• **Problem details**:
Filter the entries, keeping every line with the word "structured".

• **Items**:

+++

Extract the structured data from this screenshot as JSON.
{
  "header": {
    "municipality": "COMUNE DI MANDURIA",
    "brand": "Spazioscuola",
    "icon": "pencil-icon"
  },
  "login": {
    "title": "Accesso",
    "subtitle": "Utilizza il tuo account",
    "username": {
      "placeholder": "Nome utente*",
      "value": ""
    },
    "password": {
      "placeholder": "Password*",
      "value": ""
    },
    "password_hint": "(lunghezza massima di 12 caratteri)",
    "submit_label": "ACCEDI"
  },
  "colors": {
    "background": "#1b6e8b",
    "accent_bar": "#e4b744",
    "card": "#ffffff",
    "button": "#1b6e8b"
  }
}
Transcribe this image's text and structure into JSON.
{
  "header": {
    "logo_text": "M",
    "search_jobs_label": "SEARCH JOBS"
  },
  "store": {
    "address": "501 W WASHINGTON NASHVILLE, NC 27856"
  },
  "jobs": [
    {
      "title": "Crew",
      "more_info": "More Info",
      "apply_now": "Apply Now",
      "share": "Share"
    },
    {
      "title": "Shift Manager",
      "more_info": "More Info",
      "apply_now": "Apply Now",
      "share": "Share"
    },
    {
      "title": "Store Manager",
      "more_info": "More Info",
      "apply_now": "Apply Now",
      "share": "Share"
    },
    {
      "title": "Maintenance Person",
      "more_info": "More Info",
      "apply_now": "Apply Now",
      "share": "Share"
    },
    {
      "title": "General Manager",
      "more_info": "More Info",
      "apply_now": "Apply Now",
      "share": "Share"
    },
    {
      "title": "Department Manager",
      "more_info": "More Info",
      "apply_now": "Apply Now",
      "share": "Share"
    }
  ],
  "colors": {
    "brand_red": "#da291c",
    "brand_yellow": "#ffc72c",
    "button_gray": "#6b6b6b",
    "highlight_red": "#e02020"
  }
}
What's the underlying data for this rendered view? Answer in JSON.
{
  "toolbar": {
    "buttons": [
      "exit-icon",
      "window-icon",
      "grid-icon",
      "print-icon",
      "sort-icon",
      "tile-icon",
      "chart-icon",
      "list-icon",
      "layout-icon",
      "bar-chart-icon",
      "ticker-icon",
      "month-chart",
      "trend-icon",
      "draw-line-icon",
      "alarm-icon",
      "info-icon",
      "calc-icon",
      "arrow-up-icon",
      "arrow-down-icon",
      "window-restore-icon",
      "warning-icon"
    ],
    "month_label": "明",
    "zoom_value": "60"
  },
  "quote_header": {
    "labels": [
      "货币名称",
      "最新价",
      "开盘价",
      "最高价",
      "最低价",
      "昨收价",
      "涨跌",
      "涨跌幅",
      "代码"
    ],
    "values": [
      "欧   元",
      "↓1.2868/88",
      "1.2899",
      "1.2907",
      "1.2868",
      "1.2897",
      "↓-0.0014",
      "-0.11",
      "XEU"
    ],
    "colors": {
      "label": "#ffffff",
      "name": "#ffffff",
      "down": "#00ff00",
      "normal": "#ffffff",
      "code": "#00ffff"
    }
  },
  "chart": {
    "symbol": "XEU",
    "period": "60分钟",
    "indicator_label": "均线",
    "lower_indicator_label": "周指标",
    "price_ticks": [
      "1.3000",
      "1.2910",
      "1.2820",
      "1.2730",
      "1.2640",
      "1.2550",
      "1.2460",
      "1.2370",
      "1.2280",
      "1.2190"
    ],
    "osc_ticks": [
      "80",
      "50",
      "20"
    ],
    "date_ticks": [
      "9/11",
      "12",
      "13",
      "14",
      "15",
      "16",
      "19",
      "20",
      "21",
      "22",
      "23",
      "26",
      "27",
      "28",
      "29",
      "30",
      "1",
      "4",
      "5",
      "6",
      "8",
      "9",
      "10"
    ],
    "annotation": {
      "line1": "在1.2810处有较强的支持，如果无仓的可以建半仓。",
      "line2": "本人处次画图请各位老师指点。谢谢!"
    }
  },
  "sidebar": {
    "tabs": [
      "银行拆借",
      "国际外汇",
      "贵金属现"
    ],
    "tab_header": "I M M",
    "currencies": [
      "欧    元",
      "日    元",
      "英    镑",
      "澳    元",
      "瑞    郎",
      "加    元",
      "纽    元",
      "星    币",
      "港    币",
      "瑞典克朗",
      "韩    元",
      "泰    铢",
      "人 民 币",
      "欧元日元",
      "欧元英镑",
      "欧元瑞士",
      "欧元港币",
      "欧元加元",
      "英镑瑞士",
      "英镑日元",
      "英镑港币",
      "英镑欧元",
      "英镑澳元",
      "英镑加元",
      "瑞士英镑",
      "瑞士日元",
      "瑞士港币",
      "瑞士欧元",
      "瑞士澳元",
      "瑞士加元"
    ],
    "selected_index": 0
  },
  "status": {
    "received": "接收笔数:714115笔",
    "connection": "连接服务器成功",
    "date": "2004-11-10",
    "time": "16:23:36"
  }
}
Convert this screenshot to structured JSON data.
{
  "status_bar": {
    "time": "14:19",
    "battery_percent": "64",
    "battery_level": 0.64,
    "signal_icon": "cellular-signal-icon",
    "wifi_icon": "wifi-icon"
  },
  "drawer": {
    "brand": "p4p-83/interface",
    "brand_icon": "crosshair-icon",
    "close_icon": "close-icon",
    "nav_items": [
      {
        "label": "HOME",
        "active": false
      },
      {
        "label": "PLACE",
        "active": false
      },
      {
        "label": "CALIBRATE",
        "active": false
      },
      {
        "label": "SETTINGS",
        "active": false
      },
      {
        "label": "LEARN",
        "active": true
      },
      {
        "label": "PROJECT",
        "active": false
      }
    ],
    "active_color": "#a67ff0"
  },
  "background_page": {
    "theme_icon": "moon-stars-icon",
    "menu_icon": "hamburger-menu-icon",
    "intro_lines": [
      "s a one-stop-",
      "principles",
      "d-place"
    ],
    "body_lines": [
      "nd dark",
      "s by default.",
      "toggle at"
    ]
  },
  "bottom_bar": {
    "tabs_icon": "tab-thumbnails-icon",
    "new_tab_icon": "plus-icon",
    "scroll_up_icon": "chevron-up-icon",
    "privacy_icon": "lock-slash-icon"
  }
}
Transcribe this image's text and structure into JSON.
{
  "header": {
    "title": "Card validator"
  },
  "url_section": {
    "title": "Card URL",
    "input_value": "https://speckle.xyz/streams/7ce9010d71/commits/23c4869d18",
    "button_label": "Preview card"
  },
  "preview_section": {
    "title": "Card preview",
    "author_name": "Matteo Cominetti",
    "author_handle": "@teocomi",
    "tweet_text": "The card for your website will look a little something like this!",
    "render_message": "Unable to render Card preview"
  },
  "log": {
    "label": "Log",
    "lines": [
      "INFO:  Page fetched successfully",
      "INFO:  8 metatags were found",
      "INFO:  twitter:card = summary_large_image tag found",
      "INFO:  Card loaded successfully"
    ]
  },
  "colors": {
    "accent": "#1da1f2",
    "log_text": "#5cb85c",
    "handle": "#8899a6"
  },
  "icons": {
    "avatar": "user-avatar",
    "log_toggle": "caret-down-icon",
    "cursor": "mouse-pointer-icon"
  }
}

+++

• **Completed exercise**:
Extract the structured data from this screenshot as JSON.
Convert this screenshot to structured JSON data.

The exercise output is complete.